## PROVIDED INFORMATION
[START]

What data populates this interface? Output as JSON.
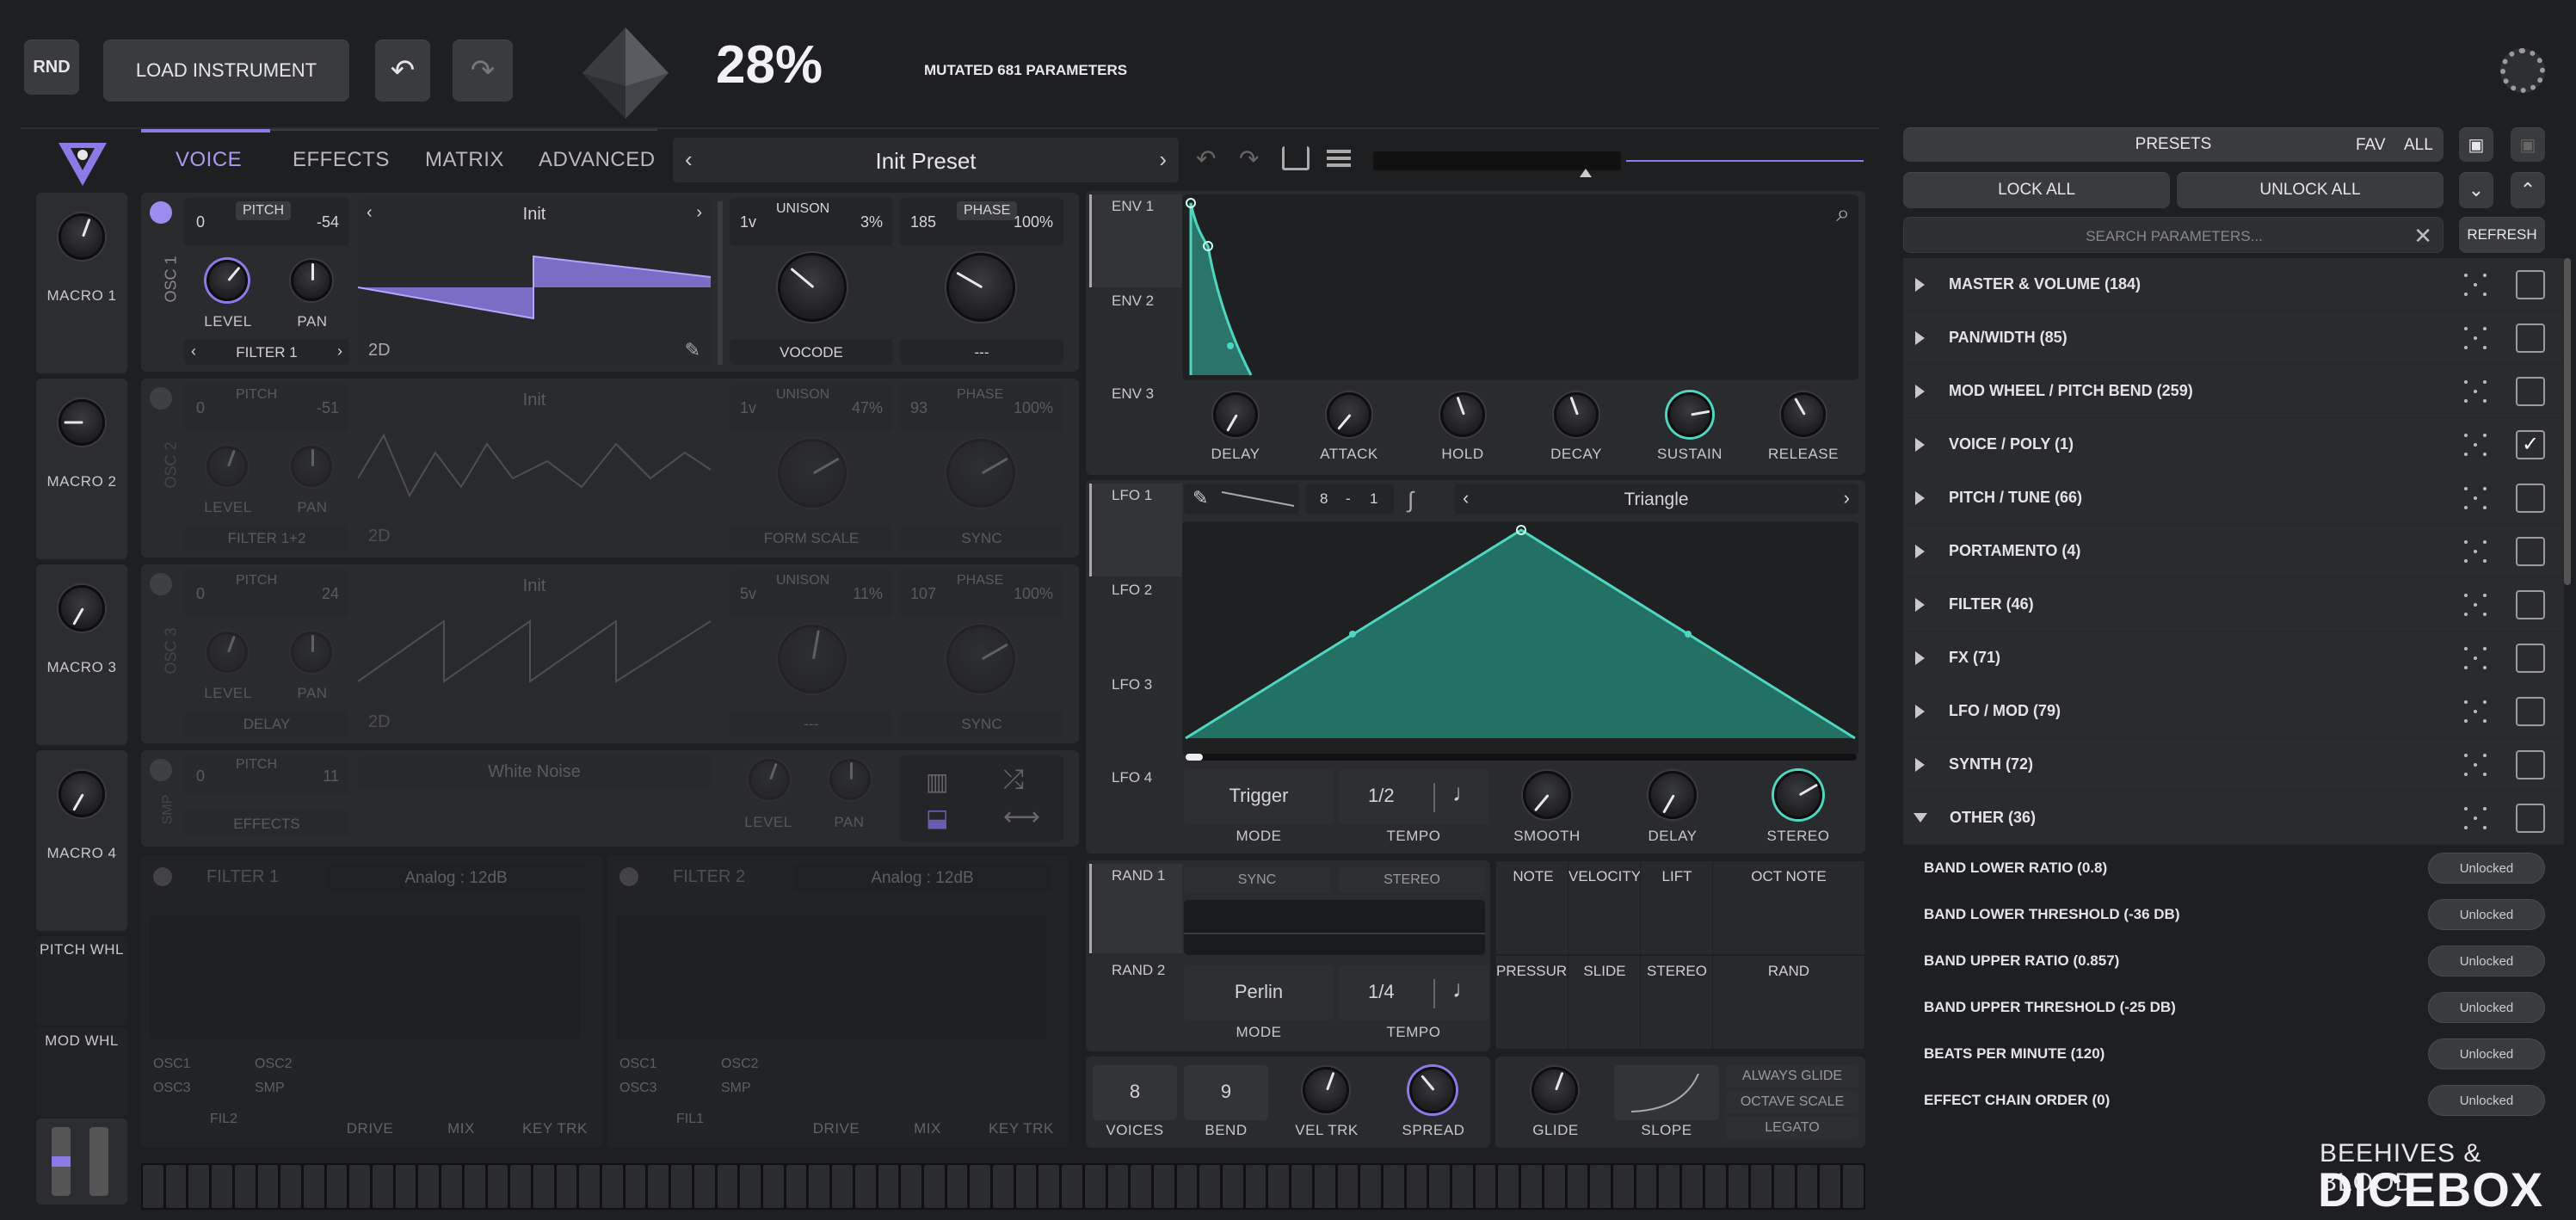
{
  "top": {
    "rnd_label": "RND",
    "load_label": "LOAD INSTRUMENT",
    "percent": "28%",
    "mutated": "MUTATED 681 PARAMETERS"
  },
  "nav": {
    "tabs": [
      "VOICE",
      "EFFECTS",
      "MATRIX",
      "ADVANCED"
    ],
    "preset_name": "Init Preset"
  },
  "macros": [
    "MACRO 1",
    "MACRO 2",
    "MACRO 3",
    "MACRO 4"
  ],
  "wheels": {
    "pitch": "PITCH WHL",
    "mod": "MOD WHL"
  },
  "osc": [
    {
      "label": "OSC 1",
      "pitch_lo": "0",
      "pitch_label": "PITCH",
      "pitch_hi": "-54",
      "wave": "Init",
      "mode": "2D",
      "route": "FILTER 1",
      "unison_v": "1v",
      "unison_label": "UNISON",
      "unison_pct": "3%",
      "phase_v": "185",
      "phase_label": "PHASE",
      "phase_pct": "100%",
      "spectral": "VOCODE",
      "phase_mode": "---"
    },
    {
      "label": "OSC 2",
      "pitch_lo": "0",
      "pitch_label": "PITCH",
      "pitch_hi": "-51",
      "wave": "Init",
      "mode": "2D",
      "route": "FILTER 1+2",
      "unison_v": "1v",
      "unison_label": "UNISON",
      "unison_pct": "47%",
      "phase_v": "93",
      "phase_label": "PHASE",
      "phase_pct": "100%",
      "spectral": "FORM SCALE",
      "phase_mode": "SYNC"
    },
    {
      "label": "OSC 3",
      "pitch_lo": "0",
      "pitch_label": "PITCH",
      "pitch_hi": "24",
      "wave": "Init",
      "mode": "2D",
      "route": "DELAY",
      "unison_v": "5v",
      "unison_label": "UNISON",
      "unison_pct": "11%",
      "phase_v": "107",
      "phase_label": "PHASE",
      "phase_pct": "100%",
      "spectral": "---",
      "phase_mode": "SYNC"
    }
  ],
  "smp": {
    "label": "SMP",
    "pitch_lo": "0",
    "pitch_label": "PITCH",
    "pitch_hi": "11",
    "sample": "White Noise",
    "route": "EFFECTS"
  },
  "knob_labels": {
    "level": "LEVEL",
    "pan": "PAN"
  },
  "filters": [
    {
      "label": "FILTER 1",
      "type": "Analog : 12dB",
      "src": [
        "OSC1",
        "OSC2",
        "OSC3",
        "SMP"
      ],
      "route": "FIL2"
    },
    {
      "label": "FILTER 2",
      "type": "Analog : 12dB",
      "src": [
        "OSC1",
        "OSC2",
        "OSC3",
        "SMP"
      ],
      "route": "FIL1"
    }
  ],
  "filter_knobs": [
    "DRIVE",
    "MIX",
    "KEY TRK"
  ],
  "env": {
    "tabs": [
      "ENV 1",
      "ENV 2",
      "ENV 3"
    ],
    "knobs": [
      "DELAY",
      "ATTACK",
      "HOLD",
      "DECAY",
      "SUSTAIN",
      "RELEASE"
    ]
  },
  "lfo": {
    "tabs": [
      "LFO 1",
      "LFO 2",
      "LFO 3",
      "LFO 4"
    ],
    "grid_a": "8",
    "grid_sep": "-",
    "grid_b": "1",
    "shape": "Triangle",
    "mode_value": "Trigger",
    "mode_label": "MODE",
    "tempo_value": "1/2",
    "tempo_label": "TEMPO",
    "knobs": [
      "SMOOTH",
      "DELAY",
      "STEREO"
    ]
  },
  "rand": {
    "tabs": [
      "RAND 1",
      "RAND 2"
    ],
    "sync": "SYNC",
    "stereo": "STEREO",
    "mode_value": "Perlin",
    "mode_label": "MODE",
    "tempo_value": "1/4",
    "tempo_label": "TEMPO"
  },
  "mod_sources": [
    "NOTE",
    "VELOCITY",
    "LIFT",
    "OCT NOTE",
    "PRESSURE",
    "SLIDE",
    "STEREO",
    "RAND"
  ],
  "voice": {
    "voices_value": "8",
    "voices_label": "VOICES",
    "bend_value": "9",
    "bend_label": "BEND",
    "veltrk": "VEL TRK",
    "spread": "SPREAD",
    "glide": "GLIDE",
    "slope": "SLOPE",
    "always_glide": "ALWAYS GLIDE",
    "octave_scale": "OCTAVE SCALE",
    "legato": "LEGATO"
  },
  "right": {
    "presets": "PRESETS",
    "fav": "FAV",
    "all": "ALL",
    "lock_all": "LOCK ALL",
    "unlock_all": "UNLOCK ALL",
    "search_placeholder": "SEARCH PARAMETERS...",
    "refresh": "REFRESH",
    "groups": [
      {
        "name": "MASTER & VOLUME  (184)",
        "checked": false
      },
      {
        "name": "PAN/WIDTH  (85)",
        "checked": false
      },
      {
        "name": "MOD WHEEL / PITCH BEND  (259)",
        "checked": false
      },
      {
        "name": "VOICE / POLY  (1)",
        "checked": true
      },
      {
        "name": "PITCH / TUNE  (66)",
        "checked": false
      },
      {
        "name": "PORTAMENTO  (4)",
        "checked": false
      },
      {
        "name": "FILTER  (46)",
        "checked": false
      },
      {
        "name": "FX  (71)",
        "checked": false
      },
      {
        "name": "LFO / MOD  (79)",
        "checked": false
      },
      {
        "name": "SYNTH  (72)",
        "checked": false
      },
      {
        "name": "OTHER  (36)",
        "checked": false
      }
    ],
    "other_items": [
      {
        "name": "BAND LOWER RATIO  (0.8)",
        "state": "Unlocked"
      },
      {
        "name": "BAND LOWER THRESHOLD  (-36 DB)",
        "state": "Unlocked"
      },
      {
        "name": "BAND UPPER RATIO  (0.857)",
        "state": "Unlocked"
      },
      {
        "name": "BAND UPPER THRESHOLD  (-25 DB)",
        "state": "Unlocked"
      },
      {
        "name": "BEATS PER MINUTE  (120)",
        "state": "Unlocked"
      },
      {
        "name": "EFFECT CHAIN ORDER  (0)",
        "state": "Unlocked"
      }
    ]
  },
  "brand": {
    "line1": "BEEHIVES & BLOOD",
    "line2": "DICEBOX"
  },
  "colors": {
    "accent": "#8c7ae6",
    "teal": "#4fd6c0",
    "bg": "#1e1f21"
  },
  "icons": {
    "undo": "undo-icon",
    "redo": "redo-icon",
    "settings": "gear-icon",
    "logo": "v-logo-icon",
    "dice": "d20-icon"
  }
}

[END]

## TASK TO COMPLETE
Go through the material above and count the lines that include "LOWER". Give the number alone.

## THE RESPONSE
2